- Set task: Print all of the data exactly as written.

- Material for the task:

__________________________________________________

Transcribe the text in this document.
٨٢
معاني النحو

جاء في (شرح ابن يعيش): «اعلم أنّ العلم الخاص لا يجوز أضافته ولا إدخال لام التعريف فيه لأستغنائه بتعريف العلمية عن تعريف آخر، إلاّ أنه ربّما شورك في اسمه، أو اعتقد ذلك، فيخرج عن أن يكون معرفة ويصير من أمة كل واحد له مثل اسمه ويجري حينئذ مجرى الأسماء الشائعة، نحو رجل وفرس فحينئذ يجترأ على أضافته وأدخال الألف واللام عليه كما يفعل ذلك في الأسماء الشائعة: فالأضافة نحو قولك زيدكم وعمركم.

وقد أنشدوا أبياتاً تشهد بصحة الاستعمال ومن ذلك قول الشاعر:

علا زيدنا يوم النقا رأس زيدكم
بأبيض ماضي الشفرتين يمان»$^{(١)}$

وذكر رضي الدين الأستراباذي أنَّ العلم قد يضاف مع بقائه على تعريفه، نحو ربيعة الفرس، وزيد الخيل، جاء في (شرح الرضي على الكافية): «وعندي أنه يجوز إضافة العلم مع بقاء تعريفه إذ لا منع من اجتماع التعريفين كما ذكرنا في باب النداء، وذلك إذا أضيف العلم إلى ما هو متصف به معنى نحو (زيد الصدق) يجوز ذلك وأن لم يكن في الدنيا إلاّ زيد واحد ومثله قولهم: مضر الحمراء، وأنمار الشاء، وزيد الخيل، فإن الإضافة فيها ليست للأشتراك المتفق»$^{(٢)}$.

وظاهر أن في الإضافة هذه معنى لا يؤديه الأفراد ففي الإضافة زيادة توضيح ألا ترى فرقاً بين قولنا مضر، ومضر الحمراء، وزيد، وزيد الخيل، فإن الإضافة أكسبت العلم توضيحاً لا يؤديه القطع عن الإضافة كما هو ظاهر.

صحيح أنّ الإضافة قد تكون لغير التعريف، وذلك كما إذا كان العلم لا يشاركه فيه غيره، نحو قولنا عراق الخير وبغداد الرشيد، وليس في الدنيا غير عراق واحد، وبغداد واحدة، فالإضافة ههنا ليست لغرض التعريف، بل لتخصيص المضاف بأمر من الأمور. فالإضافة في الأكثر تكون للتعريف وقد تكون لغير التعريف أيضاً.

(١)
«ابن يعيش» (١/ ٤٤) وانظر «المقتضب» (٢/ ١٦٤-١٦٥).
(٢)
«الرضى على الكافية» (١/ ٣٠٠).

__________________________________________________

- Final result:
Transcribe the text in this document.
٨٢
معاني النحو

جاء في (شرح ابن يعيش): «اعلم أنّ العلم الخاص لا يجوز أضافته ولا إدخال لام التعريف فيه لأستغنائه بتعريف العلمية عن تعريف آخر، إلاّ أنه ربّما شورك في اسمه، أو اعتقد ذلك، فيخرج عن أن يكون معرفة ويصير من أمة كل واحد له مثل اسمه ويجري حينئذ مجرى الأسماء الشائعة، نحو رجل وفرس فحينئذ يجترأ على أضافته وأدخال الألف واللام عليه كما يفعل ذلك في الأسماء الشائعة: فالأضافة نحو قولك زيدكم وعمركم.

وقد أنشدوا أبياتاً تشهد بصحة الاستعمال ومن ذلك قول الشاعر:

علا زيدنا يوم النقا رأس زيدكم
بأبيض ماضي الشفرتين يمان»$^{(١)}$

وذكر رضي الدين الأستراباذي أنَّ العلم قد يضاف مع بقائه على تعريفه، نحو ربيعة الفرس، وزيد الخيل، جاء في (شرح الرضي على الكافية): «وعندي أنه يجوز إضافة العلم مع بقاء تعريفه إذ لا منع من اجتماع التعريفين كما ذكرنا في باب النداء، وذلك إذا أضيف العلم إلى ما هو متصف به معنى نحو (زيد الصدق) يجوز ذلك وأن لم يكن في الدنيا إلاّ زيد واحد ومثله قولهم: مضر الحمراء، وأنمار الشاء، وزيد الخيل، فإن الإضافة فيها ليست للأشتراك المتفق»$^{(٢)}$.

وظاهر أن في الإضافة هذه معنى لا يؤديه الأفراد ففي الإضافة زيادة توضيح ألا ترى فرقاً بين قولنا مضر، ومضر الحمراء، وزيد، وزيد الخيل، فإن الإضافة أكسبت العلم توضيحاً لا يؤديه القطع عن الإضافة كما هو ظاهر.

صحيح أنّ الإضافة قد تكون لغير التعريف، وذلك كما إذا كان العلم لا يشاركه فيه غيره، نحو قولنا عراق الخير وبغداد الرشيد، وليس في الدنيا غير عراق واحد، وبغداد واحدة، فالإضافة ههنا ليست لغرض التعريف، بل لتخصيص المضاف بأمر من الأمور. فالإضافة في الأكثر تكون للتعريف وقد تكون لغير التعريف أيضاً.

(١)
«ابن يعيش» (١/ ٤٤) وانظر «المقتضب» (٢/ ١٦٤-١٦٥).
(٢)
«الرضى على الكافية» (١/ ٣٠٠).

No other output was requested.